- [RECORDED INFORMATION]

== == ==

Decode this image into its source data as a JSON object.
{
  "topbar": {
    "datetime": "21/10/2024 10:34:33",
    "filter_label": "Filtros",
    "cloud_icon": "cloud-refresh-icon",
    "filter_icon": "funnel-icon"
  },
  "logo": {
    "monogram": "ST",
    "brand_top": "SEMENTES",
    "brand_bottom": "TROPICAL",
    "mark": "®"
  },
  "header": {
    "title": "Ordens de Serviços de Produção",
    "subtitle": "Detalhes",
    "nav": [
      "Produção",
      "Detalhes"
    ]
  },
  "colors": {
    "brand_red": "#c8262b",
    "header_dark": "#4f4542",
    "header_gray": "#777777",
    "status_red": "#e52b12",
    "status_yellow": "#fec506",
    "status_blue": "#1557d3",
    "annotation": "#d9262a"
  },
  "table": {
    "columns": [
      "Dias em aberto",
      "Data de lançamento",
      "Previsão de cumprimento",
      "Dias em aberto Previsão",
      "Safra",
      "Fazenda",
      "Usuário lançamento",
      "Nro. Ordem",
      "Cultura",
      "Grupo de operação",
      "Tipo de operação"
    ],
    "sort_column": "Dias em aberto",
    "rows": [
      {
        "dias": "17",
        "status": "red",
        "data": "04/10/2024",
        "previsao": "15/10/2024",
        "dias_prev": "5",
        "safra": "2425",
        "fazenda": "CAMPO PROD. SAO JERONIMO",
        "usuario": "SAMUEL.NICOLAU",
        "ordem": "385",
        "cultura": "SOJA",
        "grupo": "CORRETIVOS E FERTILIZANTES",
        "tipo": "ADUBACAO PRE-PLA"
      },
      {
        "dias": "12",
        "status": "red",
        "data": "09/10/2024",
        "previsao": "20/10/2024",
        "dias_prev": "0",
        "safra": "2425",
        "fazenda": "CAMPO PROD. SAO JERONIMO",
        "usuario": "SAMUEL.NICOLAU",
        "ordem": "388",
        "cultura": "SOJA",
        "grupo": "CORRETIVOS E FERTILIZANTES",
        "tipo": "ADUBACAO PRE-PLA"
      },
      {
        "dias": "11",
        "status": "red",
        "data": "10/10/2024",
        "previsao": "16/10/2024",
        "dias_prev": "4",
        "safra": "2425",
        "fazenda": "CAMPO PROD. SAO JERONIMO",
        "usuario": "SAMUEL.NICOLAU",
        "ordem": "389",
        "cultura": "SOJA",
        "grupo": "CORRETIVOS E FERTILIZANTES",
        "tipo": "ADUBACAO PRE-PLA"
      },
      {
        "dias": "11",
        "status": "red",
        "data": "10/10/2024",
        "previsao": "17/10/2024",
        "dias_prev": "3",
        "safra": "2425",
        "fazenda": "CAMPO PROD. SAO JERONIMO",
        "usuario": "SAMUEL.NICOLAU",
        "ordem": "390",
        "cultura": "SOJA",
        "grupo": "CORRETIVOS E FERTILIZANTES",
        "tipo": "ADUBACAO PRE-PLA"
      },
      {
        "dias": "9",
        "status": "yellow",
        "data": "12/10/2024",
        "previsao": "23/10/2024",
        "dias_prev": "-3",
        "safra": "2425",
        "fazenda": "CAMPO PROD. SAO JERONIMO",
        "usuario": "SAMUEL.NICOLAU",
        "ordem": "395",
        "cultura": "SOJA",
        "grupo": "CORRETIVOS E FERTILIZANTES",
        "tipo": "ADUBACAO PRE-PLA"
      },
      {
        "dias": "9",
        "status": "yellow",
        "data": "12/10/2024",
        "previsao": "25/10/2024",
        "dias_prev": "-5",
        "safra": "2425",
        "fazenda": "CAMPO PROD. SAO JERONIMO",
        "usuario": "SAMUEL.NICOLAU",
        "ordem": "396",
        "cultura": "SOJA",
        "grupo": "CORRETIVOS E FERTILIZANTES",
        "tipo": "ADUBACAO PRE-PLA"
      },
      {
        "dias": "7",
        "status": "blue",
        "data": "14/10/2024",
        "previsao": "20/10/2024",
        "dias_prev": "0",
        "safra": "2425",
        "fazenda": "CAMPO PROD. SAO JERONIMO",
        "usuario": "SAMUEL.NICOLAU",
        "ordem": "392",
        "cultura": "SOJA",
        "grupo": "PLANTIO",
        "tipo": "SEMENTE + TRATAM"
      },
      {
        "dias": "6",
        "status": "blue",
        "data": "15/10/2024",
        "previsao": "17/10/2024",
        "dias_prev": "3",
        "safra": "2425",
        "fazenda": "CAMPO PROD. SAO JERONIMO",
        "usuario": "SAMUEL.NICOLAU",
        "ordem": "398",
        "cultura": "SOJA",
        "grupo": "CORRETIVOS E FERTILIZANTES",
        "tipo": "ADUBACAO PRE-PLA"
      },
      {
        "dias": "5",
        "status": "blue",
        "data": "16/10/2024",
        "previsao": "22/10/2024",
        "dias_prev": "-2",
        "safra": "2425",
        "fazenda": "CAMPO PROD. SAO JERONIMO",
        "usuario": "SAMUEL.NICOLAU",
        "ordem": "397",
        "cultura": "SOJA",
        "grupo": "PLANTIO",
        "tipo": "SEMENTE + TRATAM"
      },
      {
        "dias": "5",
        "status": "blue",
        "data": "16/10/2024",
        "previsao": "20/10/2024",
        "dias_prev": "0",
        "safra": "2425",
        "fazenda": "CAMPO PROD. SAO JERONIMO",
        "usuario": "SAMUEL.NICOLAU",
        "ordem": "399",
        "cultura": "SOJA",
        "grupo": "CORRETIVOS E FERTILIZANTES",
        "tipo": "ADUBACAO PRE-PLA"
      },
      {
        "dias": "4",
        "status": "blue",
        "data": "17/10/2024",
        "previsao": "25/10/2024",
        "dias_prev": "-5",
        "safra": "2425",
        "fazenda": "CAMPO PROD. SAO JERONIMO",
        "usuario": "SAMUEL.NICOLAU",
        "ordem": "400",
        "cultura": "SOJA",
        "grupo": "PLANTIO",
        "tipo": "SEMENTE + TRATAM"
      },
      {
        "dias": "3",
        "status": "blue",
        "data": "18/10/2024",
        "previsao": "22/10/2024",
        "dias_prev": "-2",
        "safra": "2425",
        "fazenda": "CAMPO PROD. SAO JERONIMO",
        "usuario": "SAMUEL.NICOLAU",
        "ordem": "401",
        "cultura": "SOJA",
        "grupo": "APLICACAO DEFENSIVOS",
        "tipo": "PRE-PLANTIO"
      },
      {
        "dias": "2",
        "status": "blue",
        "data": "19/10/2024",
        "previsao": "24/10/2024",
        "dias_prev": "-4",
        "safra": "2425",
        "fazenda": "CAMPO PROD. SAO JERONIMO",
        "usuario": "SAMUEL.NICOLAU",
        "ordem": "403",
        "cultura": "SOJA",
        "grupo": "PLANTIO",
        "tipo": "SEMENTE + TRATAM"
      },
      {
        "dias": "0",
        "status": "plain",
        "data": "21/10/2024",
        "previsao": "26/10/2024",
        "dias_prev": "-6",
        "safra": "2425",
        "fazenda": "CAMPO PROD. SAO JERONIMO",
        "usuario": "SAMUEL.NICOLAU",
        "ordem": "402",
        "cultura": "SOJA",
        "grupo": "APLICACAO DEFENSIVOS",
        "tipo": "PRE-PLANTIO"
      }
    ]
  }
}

== == ==

- [WORK INSTRUCTIONS]
Please repeat the material above, word for word and in full.

- [THE REPLY]
Decode this image into its source data as a JSON object.
{
  "topbar": {
    "datetime": "21/10/2024 10:34:33",
    "filter_label": "Filtros",
    "cloud_icon": "cloud-refresh-icon",
    "filter_icon": "funnel-icon"
  },
  "logo": {
    "monogram": "ST",
    "brand_top": "SEMENTES",
    "brand_bottom": "TROPICAL",
    "mark": "®"
  },
  "header": {
    "title": "Ordens de Serviços de Produção",
    "subtitle": "Detalhes",
    "nav": [
      "Produção",
      "Detalhes"
    ]
  },
  "colors": {
    "brand_red": "#c8262b",
    "header_dark": "#4f4542",
    "header_gray": "#777777",
    "status_red": "#e52b12",
    "status_yellow": "#fec506",
    "status_blue": "#1557d3",
    "annotation": "#d9262a"
  },
  "table": {
    "columns": [
      "Dias em aberto",
      "Data de lançamento",
      "Previsão de cumprimento",
      "Dias em aberto Previsão",
      "Safra",
      "Fazenda",
      "Usuário lançamento",
      "Nro. Ordem",
      "Cultura",
      "Grupo de operação",
      "Tipo de operação"
    ],
    "sort_column": "Dias em aberto",
    "rows": [
      {
        "dias": "17",
        "status": "red",
        "data": "04/10/2024",
        "previsao": "15/10/2024",
        "dias_prev": "5",
        "safra": "2425",
        "fazenda": "CAMPO PROD. SAO JERONIMO",
        "usuario": "SAMUEL.NICOLAU",
        "ordem": "385",
        "cultura": "SOJA",
        "grupo": "CORRETIVOS E FERTILIZANTES",
        "tipo": "ADUBACAO PRE-PLA"
      },
      {
        "dias": "12",
        "status": "red",
        "data": "09/10/2024",
        "previsao": "20/10/2024",
        "dias_prev": "0",
        "safra": "2425",
        "fazenda": "CAMPO PROD. SAO JERONIMO",
        "usuario": "SAMUEL.NICOLAU",
        "ordem": "388",
        "cultura": "SOJA",
        "grupo": "CORRETIVOS E FERTILIZANTES",
        "tipo": "ADUBACAO PRE-PLA"
      },
      {
        "dias": "11",
        "status": "red",
        "data": "10/10/2024",
        "previsao": "16/10/2024",
        "dias_prev": "4",
        "safra": "2425",
        "fazenda": "CAMPO PROD. SAO JERONIMO",
        "usuario": "SAMUEL.NICOLAU",
        "ordem": "389",
        "cultura": "SOJA",
        "grupo": "CORRETIVOS E FERTILIZANTES",
        "tipo": "ADUBACAO PRE-PLA"
      },
      {
        "dias": "11",
        "status": "red",
        "data": "10/10/2024",
        "previsao": "17/10/2024",
        "dias_prev": "3",
        "safra": "2425",
        "fazenda": "CAMPO PROD. SAO JERONIMO",
        "usuario": "SAMUEL.NICOLAU",
        "ordem": "390",
        "cultura": "SOJA",
        "grupo": "CORRETIVOS E FERTILIZANTES",
        "tipo": "ADUBACAO PRE-PLA"
      },
      {
        "dias": "9",
        "status": "yellow",
        "data": "12/10/2024",
        "previsao": "23/10/2024",
        "dias_prev": "-3",
        "safra": "2425",
        "fazenda": "CAMPO PROD. SAO JERONIMO",
        "usuario": "SAMUEL.NICOLAU",
        "ordem": "395",
        "cultura": "SOJA",
        "grupo": "CORRETIVOS E FERTILIZANTES",
        "tipo": "ADUBACAO PRE-PLA"
      },
      {
        "dias": "9",
        "status": "yellow",
        "data": "12/10/2024",
        "previsao": "25/10/2024",
        "dias_prev": "-5",
        "safra": "2425",
        "fazenda": "CAMPO PROD. SAO JERONIMO",
        "usuario": "SAMUEL.NICOLAU",
        "ordem": "396",
        "cultura": "SOJA",
        "grupo": "CORRETIVOS E FERTILIZANTES",
        "tipo": "ADUBACAO PRE-PLA"
      },
      {
        "dias": "7",
        "status": "blue",
        "data": "14/10/2024",
        "previsao": "20/10/2024",
        "dias_prev": "0",
        "safra": "2425",
        "fazenda": "CAMPO PROD. SAO JERONIMO",
        "usuario": "SAMUEL.NICOLAU",
        "ordem": "392",
        "cultura": "SOJA",
        "grupo": "PLANTIO",
        "tipo": "SEMENTE + TRATAM"
      },
      {
        "dias": "6",
        "status": "blue",
        "data": "15/10/2024",
        "previsao": "17/10/2024",
        "dias_prev": "3",
        "safra": "2425",
        "fazenda": "CAMPO PROD. SAO JERONIMO",
        "usuario": "SAMUEL.NICOLAU",
        "ordem": "398",
        "cultura": "SOJA",
        "grupo": "CORRETIVOS E FERTILIZANTES",
        "tipo": "ADUBACAO PRE-PLA"
      },
      {
        "dias": "5",
        "status": "blue",
        "data": "16/10/2024",
        "previsao": "22/10/2024",
        "dias_prev": "-2",
        "safra": "2425",
        "fazenda": "CAMPO PROD. SAO JERONIMO",
        "usuario": "SAMUEL.NICOLAU",
        "ordem": "397",
        "cultura": "SOJA",
        "grupo": "PLANTIO",
        "tipo": "SEMENTE + TRATAM"
      },
      {
        "dias": "5",
        "status": "blue",
        "data": "16/10/2024",
        "previsao": "20/10/2024",
        "dias_prev": "0",
        "safra": "2425",
        "fazenda": "CAMPO PROD. SAO JERONIMO",
        "usuario": "SAMUEL.NICOLAU",
        "ordem": "399",
        "cultura": "SOJA",
        "grupo": "CORRETIVOS E FERTILIZANTES",
        "tipo": "ADUBACAO PRE-PLA"
      },
      {
        "dias": "4",
        "status": "blue",
        "data": "17/10/2024",
        "previsao": "25/10/2024",
        "dias_prev": "-5",
        "safra": "2425",
        "fazenda": "CAMPO PROD. SAO JERONIMO",
        "usuario": "SAMUEL.NICOLAU",
        "ordem": "400",
        "cultura": "SOJA",
        "grupo": "PLANTIO",
        "tipo": "SEMENTE + TRATAM"
      },
      {
        "dias": "3",
        "status": "blue",
        "data": "18/10/2024",
        "previsao": "22/10/2024",
        "dias_prev": "-2",
        "safra": "2425",
        "fazenda": "CAMPO PROD. SAO JERONIMO",
        "usuario": "SAMUEL.NICOLAU",
        "ordem": "401",
        "cultura": "SOJA",
        "grupo": "APLICACAO DEFENSIVOS",
        "tipo": "PRE-PLANTIO"
      },
      {
        "dias": "2",
        "status": "blue",
        "data": "19/10/2024",
        "previsao": "24/10/2024",
        "dias_prev": "-4",
        "safra": "2425",
        "fazenda": "CAMPO PROD. SAO JERONIMO",
        "usuario": "SAMUEL.NICOLAU",
        "ordem": "403",
        "cultura": "SOJA",
        "grupo": "PLANTIO",
        "tipo": "SEMENTE + TRATAM"
      },
      {
        "dias": "0",
        "status": "plain",
        "data": "21/10/2024",
        "previsao": "26/10/2024",
        "dias_prev": "-6",
        "safra": "2425",
        "fazenda": "CAMPO PROD. SAO JERONIMO",
        "usuario": "SAMUEL.NICOLAU",
        "ordem": "402",
        "cultura": "SOJA",
        "grupo": "APLICACAO DEFENSIVOS",
        "tipo": "PRE-PLANTIO"
      }
    ]
  }
}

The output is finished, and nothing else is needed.